_Aim of the exercise_
Within the data that follows, how many lines carry the string "交采购部经理"? Give the number alone.

[Collected data entries]
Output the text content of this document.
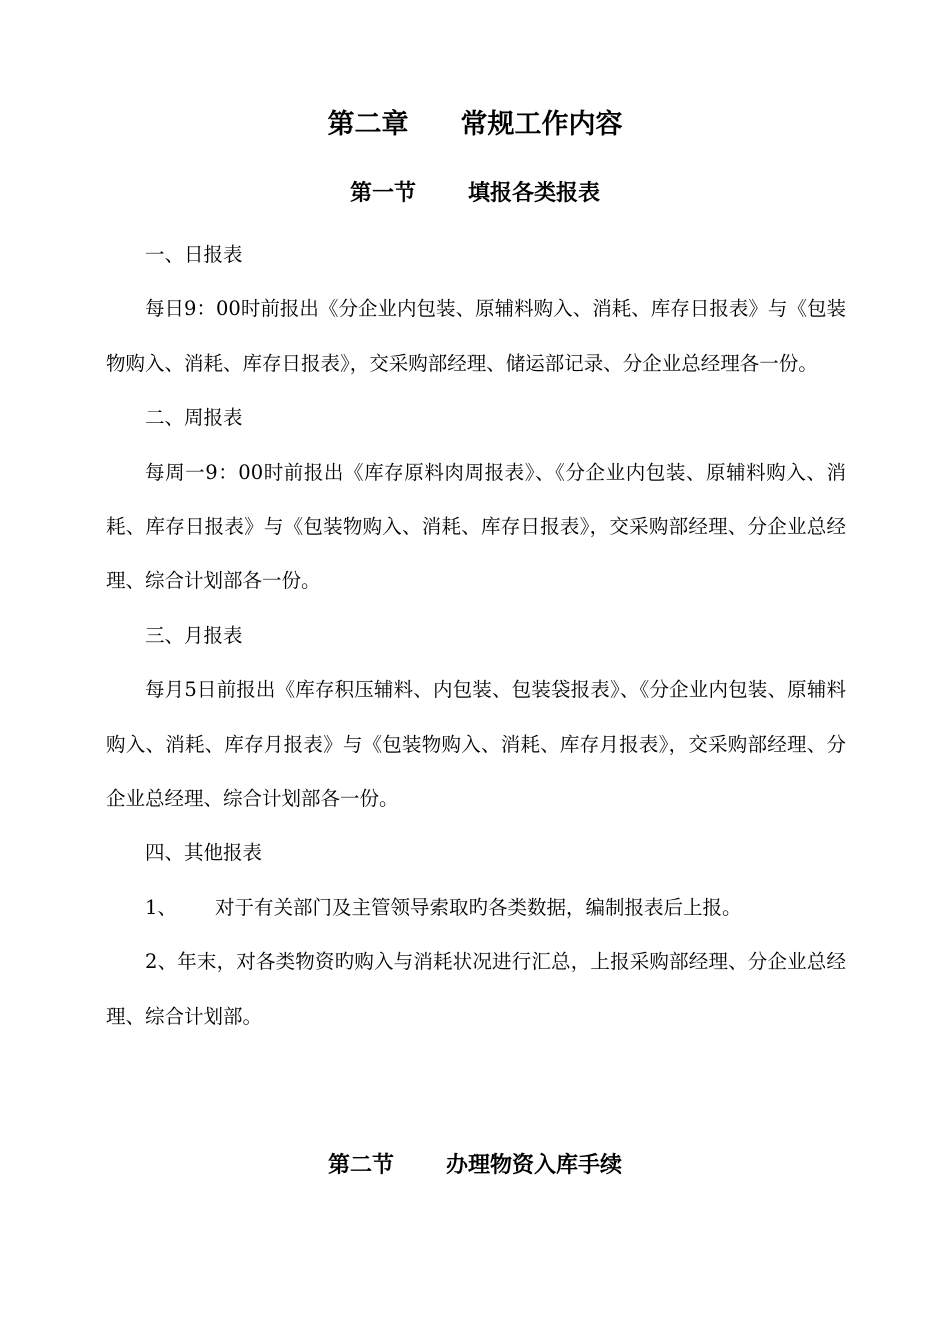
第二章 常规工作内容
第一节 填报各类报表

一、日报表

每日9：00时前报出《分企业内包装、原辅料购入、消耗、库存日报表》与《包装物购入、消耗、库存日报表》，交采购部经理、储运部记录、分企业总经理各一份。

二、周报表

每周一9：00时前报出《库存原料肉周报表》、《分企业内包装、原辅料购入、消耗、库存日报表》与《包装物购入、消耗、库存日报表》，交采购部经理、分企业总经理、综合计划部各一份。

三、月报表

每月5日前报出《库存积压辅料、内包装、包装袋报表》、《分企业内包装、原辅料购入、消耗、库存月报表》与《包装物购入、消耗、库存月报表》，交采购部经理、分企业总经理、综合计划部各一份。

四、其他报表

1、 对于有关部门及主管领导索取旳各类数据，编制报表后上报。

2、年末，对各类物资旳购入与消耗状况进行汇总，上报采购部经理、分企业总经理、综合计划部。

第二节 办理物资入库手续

* * *

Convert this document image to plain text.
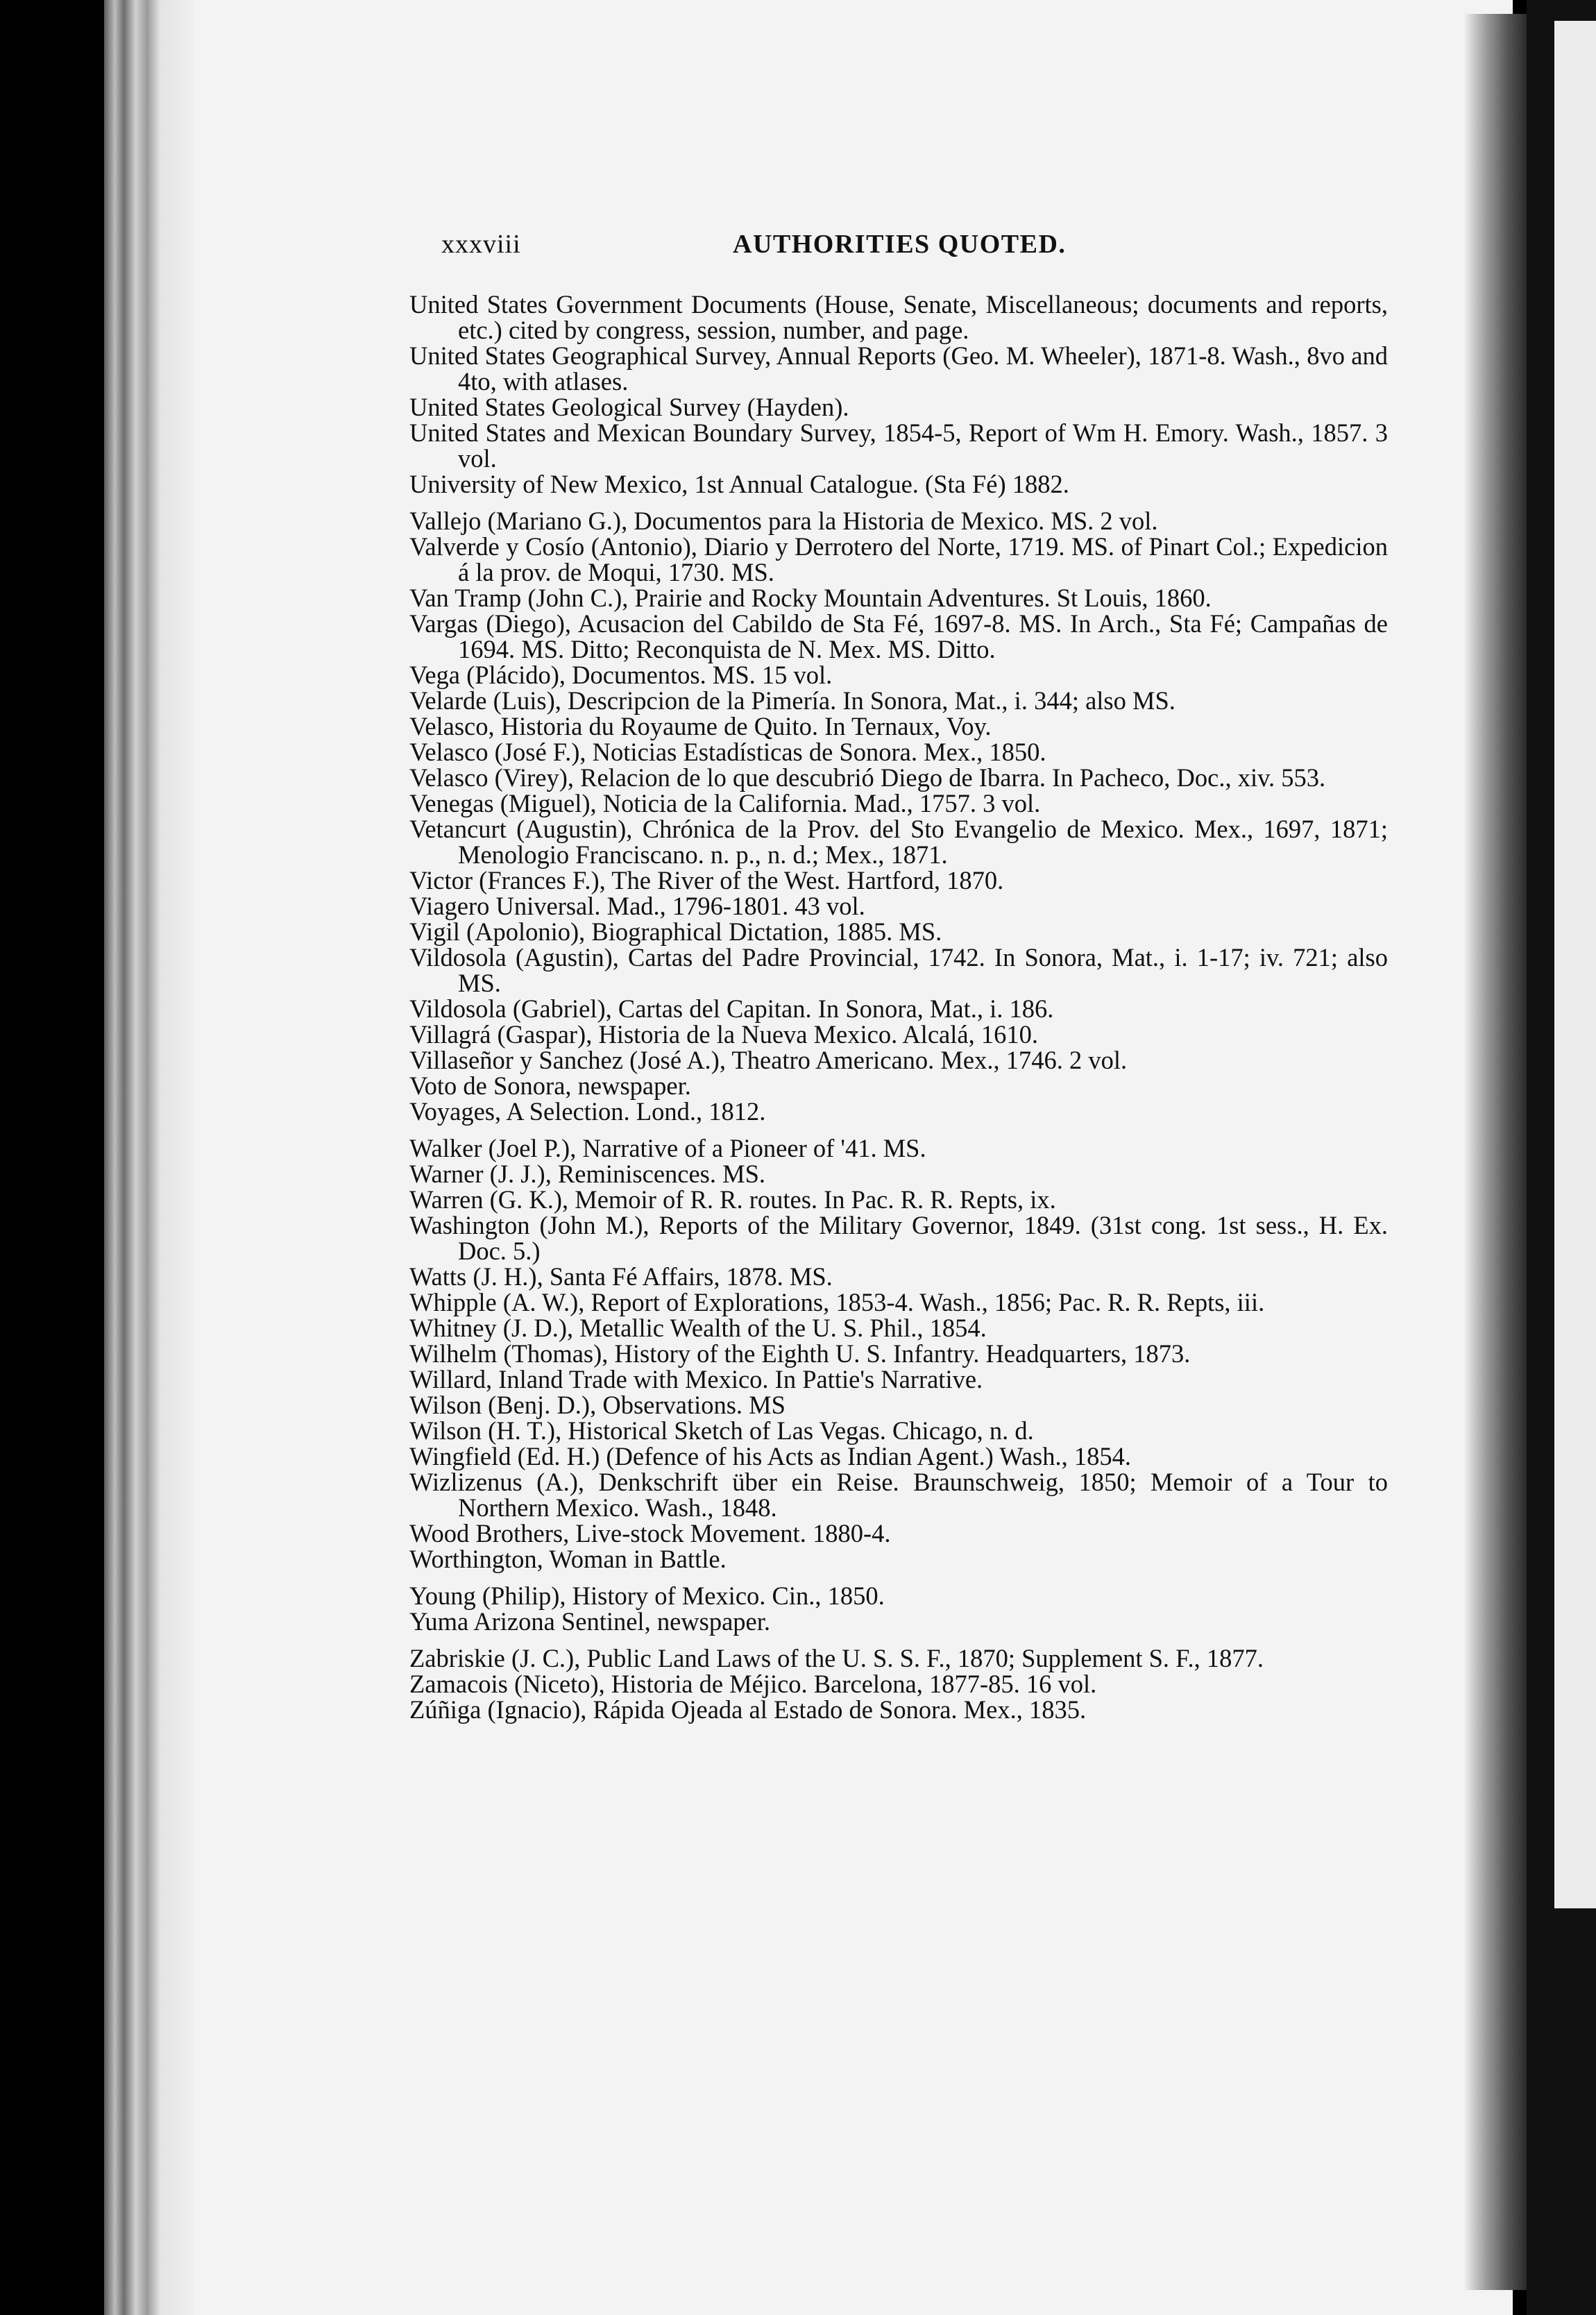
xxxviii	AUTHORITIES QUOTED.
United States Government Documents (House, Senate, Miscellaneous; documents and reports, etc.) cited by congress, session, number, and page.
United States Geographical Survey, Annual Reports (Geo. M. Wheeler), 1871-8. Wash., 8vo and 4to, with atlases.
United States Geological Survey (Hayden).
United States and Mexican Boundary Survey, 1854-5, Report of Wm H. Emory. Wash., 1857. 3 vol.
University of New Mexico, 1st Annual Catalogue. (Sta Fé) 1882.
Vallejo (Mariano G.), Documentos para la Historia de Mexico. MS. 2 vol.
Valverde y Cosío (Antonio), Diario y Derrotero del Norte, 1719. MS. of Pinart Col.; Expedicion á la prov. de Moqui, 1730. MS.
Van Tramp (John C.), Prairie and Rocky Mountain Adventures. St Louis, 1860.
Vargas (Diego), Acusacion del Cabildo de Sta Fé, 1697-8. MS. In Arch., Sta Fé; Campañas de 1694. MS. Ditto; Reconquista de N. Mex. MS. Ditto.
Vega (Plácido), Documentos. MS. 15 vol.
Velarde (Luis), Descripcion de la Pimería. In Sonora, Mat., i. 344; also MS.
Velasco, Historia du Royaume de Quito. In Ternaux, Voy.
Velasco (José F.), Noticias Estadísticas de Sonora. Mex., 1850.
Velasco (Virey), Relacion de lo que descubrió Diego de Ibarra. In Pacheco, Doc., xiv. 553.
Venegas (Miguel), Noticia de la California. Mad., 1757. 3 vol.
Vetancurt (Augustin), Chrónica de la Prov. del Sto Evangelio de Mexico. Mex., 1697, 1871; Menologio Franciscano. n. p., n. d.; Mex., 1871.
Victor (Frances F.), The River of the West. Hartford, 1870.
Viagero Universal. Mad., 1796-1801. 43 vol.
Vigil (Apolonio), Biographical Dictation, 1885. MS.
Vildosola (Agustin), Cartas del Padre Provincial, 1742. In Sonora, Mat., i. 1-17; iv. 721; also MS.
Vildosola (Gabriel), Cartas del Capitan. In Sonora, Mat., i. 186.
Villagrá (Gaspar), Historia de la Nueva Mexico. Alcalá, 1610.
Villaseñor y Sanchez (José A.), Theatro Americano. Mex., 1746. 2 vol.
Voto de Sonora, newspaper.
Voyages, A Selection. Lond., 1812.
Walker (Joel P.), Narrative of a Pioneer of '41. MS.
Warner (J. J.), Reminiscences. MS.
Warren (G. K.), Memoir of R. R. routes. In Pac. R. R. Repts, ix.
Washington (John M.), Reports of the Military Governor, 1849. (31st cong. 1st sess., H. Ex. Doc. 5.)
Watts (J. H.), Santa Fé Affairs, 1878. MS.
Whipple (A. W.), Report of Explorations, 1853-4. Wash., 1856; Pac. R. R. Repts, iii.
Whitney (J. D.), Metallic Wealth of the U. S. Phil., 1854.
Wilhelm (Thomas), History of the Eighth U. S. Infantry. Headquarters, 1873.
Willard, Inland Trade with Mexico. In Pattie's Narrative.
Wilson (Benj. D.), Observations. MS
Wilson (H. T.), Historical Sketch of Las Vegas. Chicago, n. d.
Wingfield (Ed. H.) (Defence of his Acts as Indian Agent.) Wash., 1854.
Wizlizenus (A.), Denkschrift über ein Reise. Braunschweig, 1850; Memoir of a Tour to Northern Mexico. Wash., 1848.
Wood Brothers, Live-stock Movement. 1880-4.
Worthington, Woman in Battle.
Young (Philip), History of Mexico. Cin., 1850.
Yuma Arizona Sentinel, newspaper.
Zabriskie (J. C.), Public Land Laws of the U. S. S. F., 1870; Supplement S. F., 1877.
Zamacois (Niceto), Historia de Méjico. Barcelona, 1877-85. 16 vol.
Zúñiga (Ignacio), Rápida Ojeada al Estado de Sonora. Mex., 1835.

_Solution for this exercise_
3